**EXERCISE INPUT:**

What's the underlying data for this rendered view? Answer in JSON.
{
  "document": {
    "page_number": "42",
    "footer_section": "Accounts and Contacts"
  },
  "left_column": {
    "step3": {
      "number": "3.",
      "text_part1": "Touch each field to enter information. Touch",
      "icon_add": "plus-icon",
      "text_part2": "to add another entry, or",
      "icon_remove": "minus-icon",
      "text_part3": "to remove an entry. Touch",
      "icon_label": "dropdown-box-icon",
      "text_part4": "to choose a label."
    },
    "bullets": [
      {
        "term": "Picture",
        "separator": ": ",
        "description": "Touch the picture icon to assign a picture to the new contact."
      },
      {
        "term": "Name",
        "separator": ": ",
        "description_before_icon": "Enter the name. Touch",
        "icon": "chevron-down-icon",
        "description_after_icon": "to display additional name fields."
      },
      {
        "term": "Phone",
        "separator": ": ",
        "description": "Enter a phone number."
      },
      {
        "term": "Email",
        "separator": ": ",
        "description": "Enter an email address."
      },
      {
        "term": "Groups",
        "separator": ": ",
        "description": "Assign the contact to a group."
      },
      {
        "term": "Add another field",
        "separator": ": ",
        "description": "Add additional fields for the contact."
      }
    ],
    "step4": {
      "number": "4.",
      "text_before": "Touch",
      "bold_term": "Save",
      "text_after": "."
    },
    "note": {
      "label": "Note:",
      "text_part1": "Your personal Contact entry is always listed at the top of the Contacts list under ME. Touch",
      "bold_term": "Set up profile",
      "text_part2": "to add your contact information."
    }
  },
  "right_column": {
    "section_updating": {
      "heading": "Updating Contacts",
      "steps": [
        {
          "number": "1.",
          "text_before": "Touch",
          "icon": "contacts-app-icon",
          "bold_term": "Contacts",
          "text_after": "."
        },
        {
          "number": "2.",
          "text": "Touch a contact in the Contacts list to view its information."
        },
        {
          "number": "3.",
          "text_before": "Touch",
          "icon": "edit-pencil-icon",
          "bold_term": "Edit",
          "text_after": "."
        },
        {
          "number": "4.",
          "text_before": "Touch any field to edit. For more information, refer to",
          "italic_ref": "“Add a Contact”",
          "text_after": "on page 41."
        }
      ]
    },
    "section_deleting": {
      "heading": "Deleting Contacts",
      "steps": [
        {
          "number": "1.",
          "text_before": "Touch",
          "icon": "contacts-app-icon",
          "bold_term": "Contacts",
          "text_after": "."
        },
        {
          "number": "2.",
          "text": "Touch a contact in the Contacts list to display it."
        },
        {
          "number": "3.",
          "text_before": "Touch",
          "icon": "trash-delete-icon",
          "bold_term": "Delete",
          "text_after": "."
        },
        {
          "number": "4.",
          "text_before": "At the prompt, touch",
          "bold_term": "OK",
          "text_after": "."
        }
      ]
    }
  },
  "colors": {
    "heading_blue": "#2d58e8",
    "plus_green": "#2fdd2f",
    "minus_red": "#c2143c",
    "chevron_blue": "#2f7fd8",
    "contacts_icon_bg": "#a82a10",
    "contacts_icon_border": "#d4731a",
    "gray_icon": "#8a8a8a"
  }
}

**WORK INSTRUCTIONS:** Extract the listing in its entirety, matching it exactly.

**SOLUTION FOR THIS PROBLEM:**
What's the underlying data for this rendered view? Answer in JSON.
{
  "document": {
    "page_number": "42",
    "footer_section": "Accounts and Contacts"
  },
  "left_column": {
    "step3": {
      "number": "3.",
      "text_part1": "Touch each field to enter information. Touch",
      "icon_add": "plus-icon",
      "text_part2": "to add another entry, or",
      "icon_remove": "minus-icon",
      "text_part3": "to remove an entry. Touch",
      "icon_label": "dropdown-box-icon",
      "text_part4": "to choose a label."
    },
    "bullets": [
      {
        "term": "Picture",
        "separator": ": ",
        "description": "Touch the picture icon to assign a picture to the new contact."
      },
      {
        "term": "Name",
        "separator": ": ",
        "description_before_icon": "Enter the name. Touch",
        "icon": "chevron-down-icon",
        "description_after_icon": "to display additional name fields."
      },
      {
        "term": "Phone",
        "separator": ": ",
        "description": "Enter a phone number."
      },
      {
        "term": "Email",
        "separator": ": ",
        "description": "Enter an email address."
      },
      {
        "term": "Groups",
        "separator": ": ",
        "description": "Assign the contact to a group."
      },
      {
        "term": "Add another field",
        "separator": ": ",
        "description": "Add additional fields for the contact."
      }
    ],
    "step4": {
      "number": "4.",
      "text_before": "Touch",
      "bold_term": "Save",
      "text_after": "."
    },
    "note": {
      "label": "Note:",
      "text_part1": "Your personal Contact entry is always listed at the top of the Contacts list under ME. Touch",
      "bold_term": "Set up profile",
      "text_part2": "to add your contact information."
    }
  },
  "right_column": {
    "section_updating": {
      "heading": "Updating Contacts",
      "steps": [
        {
          "number": "1.",
          "text_before": "Touch",
          "icon": "contacts-app-icon",
          "bold_term": "Contacts",
          "text_after": "."
        },
        {
          "number": "2.",
          "text": "Touch a contact in the Contacts list to view its information."
        },
        {
          "number": "3.",
          "text_before": "Touch",
          "icon": "edit-pencil-icon",
          "bold_term": "Edit",
          "text_after": "."
        },
        {
          "number": "4.",
          "text_before": "Touch any field to edit. For more information, refer to",
          "italic_ref": "“Add a Contact”",
          "text_after": "on page 41."
        }
      ]
    },
    "section_deleting": {
      "heading": "Deleting Contacts",
      "steps": [
        {
          "number": "1.",
          "text_before": "Touch",
          "icon": "contacts-app-icon",
          "bold_term": "Contacts",
          "text_after": "."
        },
        {
          "number": "2.",
          "text": "Touch a contact in the Contacts list to display it."
        },
        {
          "number": "3.",
          "text_before": "Touch",
          "icon": "trash-delete-icon",
          "bold_term": "Delete",
          "text_after": "."
        },
        {
          "number": "4.",
          "text_before": "At the prompt, touch",
          "bold_term": "OK",
          "text_after": "."
        }
      ]
    }
  },
  "colors": {
    "heading_blue": "#2d58e8",
    "plus_green": "#2fdd2f",
    "minus_red": "#c2143c",
    "chevron_blue": "#2f7fd8",
    "contacts_icon_bg": "#a82a10",
    "contacts_icon_border": "#d4731a",
    "gray_icon": "#8a8a8a"
  }
}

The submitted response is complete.